DATA ROWS –
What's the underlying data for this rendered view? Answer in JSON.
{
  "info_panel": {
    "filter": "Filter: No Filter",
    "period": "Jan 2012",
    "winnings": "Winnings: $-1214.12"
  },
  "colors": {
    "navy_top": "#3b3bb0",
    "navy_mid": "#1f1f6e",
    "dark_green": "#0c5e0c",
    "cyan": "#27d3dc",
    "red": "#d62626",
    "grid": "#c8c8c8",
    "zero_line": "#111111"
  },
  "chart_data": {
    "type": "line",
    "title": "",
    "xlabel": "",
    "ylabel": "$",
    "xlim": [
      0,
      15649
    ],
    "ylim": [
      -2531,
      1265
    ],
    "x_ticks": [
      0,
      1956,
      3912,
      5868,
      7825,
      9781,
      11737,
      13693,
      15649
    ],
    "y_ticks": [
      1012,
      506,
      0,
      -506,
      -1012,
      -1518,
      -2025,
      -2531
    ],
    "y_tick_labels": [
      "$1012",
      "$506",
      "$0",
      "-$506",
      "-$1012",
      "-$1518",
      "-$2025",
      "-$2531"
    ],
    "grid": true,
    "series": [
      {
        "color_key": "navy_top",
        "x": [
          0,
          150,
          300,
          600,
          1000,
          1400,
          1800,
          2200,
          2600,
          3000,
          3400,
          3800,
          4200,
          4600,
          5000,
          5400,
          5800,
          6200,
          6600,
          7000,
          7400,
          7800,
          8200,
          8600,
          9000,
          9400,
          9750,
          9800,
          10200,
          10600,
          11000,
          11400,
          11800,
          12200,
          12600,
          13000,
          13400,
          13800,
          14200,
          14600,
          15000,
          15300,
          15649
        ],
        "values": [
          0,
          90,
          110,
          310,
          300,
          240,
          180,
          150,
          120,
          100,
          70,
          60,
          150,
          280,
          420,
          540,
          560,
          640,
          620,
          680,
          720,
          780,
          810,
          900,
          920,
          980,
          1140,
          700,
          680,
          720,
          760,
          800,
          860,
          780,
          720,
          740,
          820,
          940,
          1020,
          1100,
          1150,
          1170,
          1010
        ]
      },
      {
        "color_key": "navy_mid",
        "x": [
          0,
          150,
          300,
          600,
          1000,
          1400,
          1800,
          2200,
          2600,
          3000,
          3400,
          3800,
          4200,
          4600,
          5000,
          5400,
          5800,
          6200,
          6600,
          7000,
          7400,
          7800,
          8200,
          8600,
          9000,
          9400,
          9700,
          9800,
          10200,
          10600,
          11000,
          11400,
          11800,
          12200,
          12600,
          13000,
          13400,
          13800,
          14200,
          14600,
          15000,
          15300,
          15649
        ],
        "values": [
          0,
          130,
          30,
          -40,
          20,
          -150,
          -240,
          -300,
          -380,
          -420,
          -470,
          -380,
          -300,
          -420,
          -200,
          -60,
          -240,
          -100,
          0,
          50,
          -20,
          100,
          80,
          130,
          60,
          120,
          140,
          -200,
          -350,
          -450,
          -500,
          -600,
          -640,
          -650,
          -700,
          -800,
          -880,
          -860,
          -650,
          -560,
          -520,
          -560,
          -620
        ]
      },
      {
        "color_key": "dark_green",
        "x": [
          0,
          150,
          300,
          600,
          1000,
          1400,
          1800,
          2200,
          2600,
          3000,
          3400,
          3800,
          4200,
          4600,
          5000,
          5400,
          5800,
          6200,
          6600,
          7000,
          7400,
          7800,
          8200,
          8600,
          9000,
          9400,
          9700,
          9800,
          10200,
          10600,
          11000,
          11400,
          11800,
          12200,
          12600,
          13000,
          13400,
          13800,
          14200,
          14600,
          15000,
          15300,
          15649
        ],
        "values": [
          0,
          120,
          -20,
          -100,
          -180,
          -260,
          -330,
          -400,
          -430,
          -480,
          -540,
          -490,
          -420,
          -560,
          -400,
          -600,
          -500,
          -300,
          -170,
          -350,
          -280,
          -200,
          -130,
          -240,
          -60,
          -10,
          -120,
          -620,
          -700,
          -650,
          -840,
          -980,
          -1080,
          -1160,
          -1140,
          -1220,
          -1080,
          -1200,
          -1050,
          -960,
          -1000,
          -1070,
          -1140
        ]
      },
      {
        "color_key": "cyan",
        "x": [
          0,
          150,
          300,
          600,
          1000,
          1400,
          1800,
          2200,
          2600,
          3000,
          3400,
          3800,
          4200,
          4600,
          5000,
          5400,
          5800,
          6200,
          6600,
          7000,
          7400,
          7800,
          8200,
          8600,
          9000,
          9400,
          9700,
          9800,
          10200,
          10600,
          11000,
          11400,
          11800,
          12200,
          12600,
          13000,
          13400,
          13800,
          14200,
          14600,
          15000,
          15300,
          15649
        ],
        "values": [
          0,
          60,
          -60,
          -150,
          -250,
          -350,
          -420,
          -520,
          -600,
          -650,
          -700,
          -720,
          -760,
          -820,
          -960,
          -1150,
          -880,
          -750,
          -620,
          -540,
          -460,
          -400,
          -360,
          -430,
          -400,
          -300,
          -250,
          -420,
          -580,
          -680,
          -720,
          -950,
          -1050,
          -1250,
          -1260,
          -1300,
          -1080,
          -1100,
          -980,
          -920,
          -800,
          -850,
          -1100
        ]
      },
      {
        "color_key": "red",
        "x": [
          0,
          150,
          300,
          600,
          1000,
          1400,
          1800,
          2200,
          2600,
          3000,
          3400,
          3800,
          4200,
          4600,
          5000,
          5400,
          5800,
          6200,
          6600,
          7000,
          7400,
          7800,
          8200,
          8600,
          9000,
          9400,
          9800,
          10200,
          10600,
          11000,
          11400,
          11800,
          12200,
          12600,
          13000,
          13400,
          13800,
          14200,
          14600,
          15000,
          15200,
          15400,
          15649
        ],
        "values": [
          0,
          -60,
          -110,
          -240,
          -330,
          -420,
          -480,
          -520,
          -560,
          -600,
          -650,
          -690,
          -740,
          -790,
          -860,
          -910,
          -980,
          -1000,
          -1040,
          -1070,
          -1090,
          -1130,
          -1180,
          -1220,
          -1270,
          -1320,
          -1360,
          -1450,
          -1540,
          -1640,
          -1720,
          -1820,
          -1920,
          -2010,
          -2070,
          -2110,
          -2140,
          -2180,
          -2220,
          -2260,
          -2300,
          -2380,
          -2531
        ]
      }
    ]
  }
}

WHAT THE EXERCISE ASKS – Write the complete data out, exactly as above.

TASK RESPONSE –
What's the underlying data for this rendered view? Answer in JSON.
{
  "info_panel": {
    "filter": "Filter: No Filter",
    "period": "Jan 2012",
    "winnings": "Winnings: $-1214.12"
  },
  "colors": {
    "navy_top": "#3b3bb0",
    "navy_mid": "#1f1f6e",
    "dark_green": "#0c5e0c",
    "cyan": "#27d3dc",
    "red": "#d62626",
    "grid": "#c8c8c8",
    "zero_line": "#111111"
  },
  "chart_data": {
    "type": "line",
    "title": "",
    "xlabel": "",
    "ylabel": "$",
    "xlim": [
      0,
      15649
    ],
    "ylim": [
      -2531,
      1265
    ],
    "x_ticks": [
      0,
      1956,
      3912,
      5868,
      7825,
      9781,
      11737,
      13693,
      15649
    ],
    "y_ticks": [
      1012,
      506,
      0,
      -506,
      -1012,
      -1518,
      -2025,
      -2531
    ],
    "y_tick_labels": [
      "$1012",
      "$506",
      "$0",
      "-$506",
      "-$1012",
      "-$1518",
      "-$2025",
      "-$2531"
    ],
    "grid": true,
    "series": [
      {
        "color_key": "navy_top",
        "x": [
          0,
          150,
          300,
          600,
          1000,
          1400,
          1800,
          2200,
          2600,
          3000,
          3400,
          3800,
          4200,
          4600,
          5000,
          5400,
          5800,
          6200,
          6600,
          7000,
          7400,
          7800,
          8200,
          8600,
          9000,
          9400,
          9750,
          9800,
          10200,
          10600,
          11000,
          11400,
          11800,
          12200,
          12600,
          13000,
          13400,
          13800,
          14200,
          14600,
          15000,
          15300,
          15649
        ],
        "values": [
          0,
          90,
          110,
          310,
          300,
          240,
          180,
          150,
          120,
          100,
          70,
          60,
          150,
          280,
          420,
          540,
          560,
          640,
          620,
          680,
          720,
          780,
          810,
          900,
          920,
          980,
          1140,
          700,
          680,
          720,
          760,
          800,
          860,
          780,
          720,
          740,
          820,
          940,
          1020,
          1100,
          1150,
          1170,
          1010
        ]
      },
      {
        "color_key": "navy_mid",
        "x": [
          0,
          150,
          300,
          600,
          1000,
          1400,
          1800,
          2200,
          2600,
          3000,
          3400,
          3800,
          4200,
          4600,
          5000,
          5400,
          5800,
          6200,
          6600,
          7000,
          7400,
          7800,
          8200,
          8600,
          9000,
          9400,
          9700,
          9800,
          10200,
          10600,
          11000,
          11400,
          11800,
          12200,
          12600,
          13000,
          13400,
          13800,
          14200,
          14600,
          15000,
          15300,
          15649
        ],
        "values": [
          0,
          130,
          30,
          -40,
          20,
          -150,
          -240,
          -300,
          -380,
          -420,
          -470,
          -380,
          -300,
          -420,
          -200,
          -60,
          -240,
          -100,
          0,
          50,
          -20,
          100,
          80,
          130,
          60,
          120,
          140,
          -200,
          -350,
          -450,
          -500,
          -600,
          -640,
          -650,
          -700,
          -800,
          -880,
          -860,
          -650,
          -560,
          -520,
          -560,
          -620
        ]
      },
      {
        "color_key": "dark_green",
        "x": [
          0,
          150,
          300,
          600,
          1000,
          1400,
          1800,
          2200,
          2600,
          3000,
          3400,
          3800,
          4200,
          4600,
          5000,
          5400,
          5800,
          6200,
          6600,
          7000,
          7400,
          7800,
          8200,
          8600,
          9000,
          9400,
          9700,
          9800,
          10200,
          10600,
          11000,
          11400,
          11800,
          12200,
          12600,
          13000,
          13400,
          13800,
          14200,
          14600,
          15000,
          15300,
          15649
        ],
        "values": [
          0,
          120,
          -20,
          -100,
          -180,
          -260,
          -330,
          -400,
          -430,
          -480,
          -540,
          -490,
          -420,
          -560,
          -400,
          -600,
          -500,
          -300,
          -170,
          -350,
          -280,
          -200,
          -130,
          -240,
          -60,
          -10,
          -120,
          -620,
          -700,
          -650,
          -840,
          -980,
          -1080,
          -1160,
          -1140,
          -1220,
          -1080,
          -1200,
          -1050,
          -960,
          -1000,
          -1070,
          -1140
        ]
      },
      {
        "color_key": "cyan",
        "x": [
          0,
          150,
          300,
          600,
          1000,
          1400,
          1800,
          2200,
          2600,
          3000,
          3400,
          3800,
          4200,
          4600,
          5000,
          5400,
          5800,
          6200,
          6600,
          7000,
          7400,
          7800,
          8200,
          8600,
          9000,
          9400,
          9700,
          9800,
          10200,
          10600,
          11000,
          11400,
          11800,
          12200,
          12600,
          13000,
          13400,
          13800,
          14200,
          14600,
          15000,
          15300,
          15649
        ],
        "values": [
          0,
          60,
          -60,
          -150,
          -250,
          -350,
          -420,
          -520,
          -600,
          -650,
          -700,
          -720,
          -760,
          -820,
          -960,
          -1150,
          -880,
          -750,
          -620,
          -540,
          -460,
          -400,
          -360,
          -430,
          -400,
          -300,
          -250,
          -420,
          -580,
          -680,
          -720,
          -950,
          -1050,
          -1250,
          -1260,
          -1300,
          -1080,
          -1100,
          -980,
          -920,
          -800,
          -850,
          -1100
        ]
      },
      {
        "color_key": "red",
        "x": [
          0,
          150,
          300,
          600,
          1000,
          1400,
          1800,
          2200,
          2600,
          3000,
          3400,
          3800,
          4200,
          4600,
          5000,
          5400,
          5800,
          6200,
          6600,
          7000,
          7400,
          7800,
          8200,
          8600,
          9000,
          9400,
          9800,
          10200,
          10600,
          11000,
          11400,
          11800,
          12200,
          12600,
          13000,
          13400,
          13800,
          14200,
          14600,
          15000,
          15200,
          15400,
          15649
        ],
        "values": [
          0,
          -60,
          -110,
          -240,
          -330,
          -420,
          -480,
          -520,
          -560,
          -600,
          -650,
          -690,
          -740,
          -790,
          -860,
          -910,
          -980,
          -1000,
          -1040,
          -1070,
          -1090,
          -1130,
          -1180,
          -1220,
          -1270,
          -1320,
          -1360,
          -1450,
          -1540,
          -1640,
          -1720,
          -1820,
          -1920,
          -2010,
          -2070,
          -2110,
          -2140,
          -2180,
          -2220,
          -2260,
          -2300,
          -2380,
          -2531
        ]
      }
    ]
  }
}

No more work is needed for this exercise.